What the exercise asks: Report, word for word, every line of the material that contains "this".

Information supplied:
- - - -

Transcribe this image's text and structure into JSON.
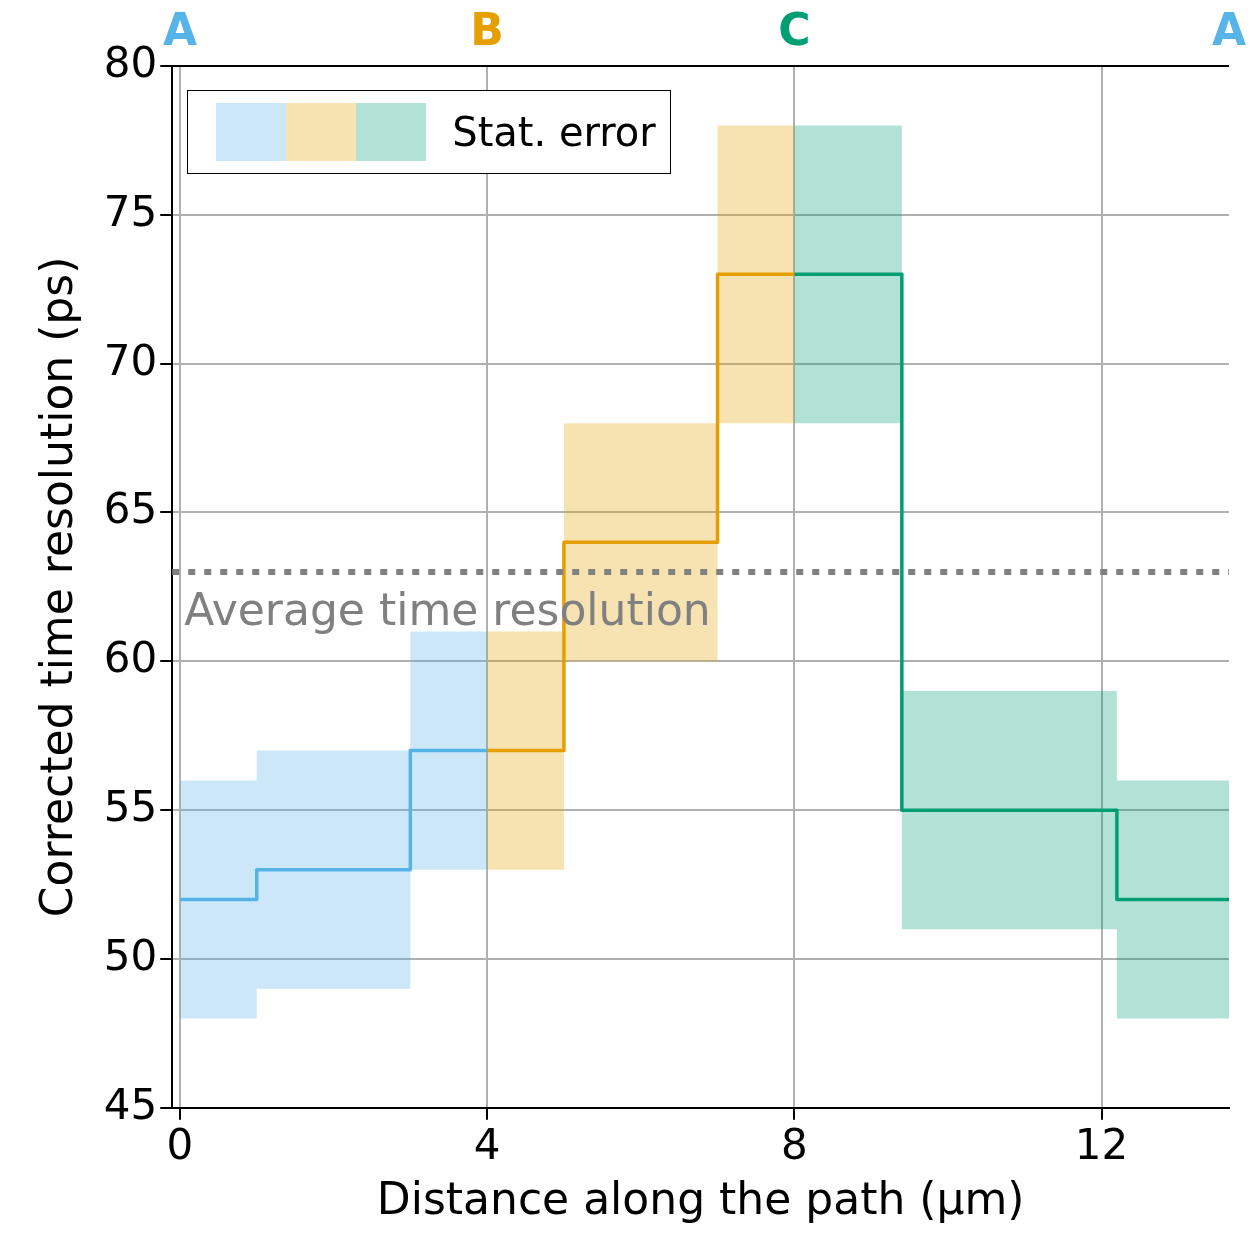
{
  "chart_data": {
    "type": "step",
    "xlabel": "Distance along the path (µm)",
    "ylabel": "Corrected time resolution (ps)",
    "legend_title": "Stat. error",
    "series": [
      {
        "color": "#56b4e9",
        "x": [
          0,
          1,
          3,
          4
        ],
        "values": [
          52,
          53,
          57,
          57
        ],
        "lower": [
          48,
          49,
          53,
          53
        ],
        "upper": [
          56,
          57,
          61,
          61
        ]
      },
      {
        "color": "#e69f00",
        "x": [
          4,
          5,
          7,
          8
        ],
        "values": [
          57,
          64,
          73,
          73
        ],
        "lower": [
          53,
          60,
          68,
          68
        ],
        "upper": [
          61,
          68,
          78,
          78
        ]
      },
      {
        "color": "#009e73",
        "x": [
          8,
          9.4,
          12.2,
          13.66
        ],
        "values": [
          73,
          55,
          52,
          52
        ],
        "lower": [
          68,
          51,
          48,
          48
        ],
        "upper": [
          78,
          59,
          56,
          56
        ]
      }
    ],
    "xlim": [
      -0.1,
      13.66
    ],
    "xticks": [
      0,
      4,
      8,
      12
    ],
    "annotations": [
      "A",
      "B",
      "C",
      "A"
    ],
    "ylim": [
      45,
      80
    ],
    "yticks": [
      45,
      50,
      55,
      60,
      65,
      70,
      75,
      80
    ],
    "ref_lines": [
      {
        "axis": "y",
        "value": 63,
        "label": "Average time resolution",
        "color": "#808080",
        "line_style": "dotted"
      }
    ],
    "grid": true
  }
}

- - - -

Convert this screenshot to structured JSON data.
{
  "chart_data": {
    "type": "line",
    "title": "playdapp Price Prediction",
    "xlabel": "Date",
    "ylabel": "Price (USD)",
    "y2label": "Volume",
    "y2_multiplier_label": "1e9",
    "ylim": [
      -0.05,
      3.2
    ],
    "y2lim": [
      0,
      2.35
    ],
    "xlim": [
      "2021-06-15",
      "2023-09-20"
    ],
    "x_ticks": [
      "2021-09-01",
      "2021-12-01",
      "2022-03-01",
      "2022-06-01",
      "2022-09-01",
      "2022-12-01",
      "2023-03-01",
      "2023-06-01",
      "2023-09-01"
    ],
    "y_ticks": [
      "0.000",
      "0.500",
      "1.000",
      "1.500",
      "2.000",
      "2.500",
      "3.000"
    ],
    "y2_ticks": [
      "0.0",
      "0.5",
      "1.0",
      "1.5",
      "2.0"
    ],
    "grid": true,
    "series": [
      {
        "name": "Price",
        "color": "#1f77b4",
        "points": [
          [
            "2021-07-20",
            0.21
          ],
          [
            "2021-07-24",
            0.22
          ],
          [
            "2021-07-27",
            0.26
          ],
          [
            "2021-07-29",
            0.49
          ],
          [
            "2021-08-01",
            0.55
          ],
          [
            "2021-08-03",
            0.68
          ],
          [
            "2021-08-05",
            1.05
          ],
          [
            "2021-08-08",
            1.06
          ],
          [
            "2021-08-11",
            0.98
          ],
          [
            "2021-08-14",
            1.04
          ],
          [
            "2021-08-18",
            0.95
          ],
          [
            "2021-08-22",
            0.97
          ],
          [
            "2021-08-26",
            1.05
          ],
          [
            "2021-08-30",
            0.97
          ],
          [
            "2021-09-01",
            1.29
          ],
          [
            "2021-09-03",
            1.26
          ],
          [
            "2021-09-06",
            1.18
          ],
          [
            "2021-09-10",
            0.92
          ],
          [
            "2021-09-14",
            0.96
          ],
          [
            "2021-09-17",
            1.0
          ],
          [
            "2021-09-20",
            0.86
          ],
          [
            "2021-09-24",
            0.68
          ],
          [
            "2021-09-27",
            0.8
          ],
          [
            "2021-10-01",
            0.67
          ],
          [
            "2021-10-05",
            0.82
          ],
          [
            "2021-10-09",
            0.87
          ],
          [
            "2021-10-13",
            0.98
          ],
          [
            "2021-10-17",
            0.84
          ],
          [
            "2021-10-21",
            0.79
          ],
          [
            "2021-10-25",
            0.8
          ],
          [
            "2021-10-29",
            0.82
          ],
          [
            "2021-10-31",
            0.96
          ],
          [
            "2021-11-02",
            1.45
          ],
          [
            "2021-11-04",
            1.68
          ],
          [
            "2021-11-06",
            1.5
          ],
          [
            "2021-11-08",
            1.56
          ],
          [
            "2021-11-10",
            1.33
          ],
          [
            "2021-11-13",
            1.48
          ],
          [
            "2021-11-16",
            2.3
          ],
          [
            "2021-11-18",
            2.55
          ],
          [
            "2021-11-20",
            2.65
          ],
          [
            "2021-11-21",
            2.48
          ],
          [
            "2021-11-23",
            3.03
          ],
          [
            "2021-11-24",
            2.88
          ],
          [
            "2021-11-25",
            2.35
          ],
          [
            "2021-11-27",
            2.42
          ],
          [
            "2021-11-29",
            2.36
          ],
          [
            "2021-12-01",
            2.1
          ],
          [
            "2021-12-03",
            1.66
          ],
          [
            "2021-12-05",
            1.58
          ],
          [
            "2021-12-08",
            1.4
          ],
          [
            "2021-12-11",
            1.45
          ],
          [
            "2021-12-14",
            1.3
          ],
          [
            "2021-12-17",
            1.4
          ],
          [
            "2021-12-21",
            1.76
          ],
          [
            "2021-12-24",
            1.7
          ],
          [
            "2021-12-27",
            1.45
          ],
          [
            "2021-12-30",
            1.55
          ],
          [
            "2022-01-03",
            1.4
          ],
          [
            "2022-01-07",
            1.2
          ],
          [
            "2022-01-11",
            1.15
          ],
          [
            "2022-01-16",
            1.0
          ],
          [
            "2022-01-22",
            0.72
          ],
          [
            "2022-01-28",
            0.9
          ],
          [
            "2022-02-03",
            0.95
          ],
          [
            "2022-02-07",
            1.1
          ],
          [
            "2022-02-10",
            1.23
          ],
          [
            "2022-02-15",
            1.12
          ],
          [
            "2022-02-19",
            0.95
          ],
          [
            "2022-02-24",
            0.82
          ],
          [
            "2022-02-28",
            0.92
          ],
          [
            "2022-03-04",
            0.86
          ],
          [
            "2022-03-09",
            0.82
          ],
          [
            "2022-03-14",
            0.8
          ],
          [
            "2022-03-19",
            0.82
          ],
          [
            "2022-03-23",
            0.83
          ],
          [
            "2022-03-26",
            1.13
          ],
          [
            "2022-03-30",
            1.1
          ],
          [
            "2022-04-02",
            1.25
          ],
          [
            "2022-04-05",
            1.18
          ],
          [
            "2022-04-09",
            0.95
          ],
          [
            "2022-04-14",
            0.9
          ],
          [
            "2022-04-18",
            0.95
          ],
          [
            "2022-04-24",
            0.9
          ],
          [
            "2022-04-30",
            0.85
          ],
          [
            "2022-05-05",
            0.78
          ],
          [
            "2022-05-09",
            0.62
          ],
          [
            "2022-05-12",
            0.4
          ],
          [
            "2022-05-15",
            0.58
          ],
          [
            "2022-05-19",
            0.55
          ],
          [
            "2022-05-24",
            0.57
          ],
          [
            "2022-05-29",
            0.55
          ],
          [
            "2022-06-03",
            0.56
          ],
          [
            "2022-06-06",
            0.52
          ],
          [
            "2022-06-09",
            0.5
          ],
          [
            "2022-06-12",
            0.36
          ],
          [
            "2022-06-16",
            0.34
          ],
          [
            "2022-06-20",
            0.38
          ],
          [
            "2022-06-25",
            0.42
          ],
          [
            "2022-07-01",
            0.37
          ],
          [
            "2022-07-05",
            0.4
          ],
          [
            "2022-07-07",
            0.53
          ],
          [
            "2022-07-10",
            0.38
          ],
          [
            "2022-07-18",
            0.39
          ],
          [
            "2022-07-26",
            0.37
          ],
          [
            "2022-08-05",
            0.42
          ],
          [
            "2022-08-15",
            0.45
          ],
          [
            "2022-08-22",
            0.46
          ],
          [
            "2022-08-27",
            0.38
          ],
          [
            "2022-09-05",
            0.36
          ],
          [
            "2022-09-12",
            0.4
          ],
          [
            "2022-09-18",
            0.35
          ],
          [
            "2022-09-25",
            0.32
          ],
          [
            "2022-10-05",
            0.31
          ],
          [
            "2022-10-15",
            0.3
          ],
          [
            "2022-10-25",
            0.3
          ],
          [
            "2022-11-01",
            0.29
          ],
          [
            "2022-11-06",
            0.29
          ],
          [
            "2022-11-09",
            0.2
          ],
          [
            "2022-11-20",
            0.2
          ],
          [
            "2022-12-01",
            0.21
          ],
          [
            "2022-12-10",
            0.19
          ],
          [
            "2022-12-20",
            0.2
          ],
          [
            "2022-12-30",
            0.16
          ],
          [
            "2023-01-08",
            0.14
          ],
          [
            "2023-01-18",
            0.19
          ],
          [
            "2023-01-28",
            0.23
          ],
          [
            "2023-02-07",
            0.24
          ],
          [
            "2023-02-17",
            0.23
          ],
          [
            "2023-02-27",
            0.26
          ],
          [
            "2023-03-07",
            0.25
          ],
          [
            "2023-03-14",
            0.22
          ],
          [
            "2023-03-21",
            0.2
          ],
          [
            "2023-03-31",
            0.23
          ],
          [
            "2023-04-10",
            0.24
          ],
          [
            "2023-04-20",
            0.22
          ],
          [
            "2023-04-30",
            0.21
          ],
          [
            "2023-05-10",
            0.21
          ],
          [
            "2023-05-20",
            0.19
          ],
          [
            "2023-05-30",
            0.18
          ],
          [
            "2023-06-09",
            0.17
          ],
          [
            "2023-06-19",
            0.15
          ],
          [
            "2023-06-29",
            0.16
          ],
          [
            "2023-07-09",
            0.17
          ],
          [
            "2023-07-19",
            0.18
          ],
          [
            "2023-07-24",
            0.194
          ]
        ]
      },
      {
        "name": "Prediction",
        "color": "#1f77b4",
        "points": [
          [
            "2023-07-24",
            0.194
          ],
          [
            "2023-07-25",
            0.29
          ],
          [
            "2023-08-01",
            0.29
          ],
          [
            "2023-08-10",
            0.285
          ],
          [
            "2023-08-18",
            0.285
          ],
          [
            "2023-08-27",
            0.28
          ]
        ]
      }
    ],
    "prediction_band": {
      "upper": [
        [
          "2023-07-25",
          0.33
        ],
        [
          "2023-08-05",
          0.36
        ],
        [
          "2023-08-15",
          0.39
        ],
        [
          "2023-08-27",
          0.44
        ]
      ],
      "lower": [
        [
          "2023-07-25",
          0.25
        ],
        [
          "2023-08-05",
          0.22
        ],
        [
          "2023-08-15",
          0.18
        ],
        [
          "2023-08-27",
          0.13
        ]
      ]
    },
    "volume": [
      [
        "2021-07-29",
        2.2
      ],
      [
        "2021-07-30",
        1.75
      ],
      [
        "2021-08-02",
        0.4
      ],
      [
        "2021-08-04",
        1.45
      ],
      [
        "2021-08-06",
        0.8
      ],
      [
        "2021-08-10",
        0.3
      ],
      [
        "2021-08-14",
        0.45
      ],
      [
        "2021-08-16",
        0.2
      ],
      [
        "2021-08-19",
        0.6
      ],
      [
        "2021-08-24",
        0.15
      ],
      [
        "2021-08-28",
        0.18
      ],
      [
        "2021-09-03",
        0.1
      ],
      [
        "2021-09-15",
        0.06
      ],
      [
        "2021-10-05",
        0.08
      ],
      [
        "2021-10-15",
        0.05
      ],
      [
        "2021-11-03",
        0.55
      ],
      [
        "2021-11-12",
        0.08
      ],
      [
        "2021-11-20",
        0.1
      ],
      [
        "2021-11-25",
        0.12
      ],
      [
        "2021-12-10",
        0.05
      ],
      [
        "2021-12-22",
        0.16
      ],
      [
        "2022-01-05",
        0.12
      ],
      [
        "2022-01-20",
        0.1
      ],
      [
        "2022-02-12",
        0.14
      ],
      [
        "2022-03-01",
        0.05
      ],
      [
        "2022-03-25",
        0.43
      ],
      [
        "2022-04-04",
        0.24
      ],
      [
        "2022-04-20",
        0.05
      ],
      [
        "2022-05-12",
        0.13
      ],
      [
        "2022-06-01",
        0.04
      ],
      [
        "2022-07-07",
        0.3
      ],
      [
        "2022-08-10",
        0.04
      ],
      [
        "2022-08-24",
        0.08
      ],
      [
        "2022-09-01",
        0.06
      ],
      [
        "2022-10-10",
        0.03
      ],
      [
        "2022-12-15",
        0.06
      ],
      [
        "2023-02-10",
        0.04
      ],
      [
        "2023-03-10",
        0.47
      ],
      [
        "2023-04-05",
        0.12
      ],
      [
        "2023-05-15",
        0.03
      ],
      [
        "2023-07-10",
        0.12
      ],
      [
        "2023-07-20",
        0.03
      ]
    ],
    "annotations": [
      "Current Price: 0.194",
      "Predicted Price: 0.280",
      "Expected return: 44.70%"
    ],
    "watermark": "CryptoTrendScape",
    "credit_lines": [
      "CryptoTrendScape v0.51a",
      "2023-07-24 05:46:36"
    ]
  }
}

- - - -

Exercise result:
Transcribe this image's text and structure into JSON.
Convert this screenshot to structured JSON data.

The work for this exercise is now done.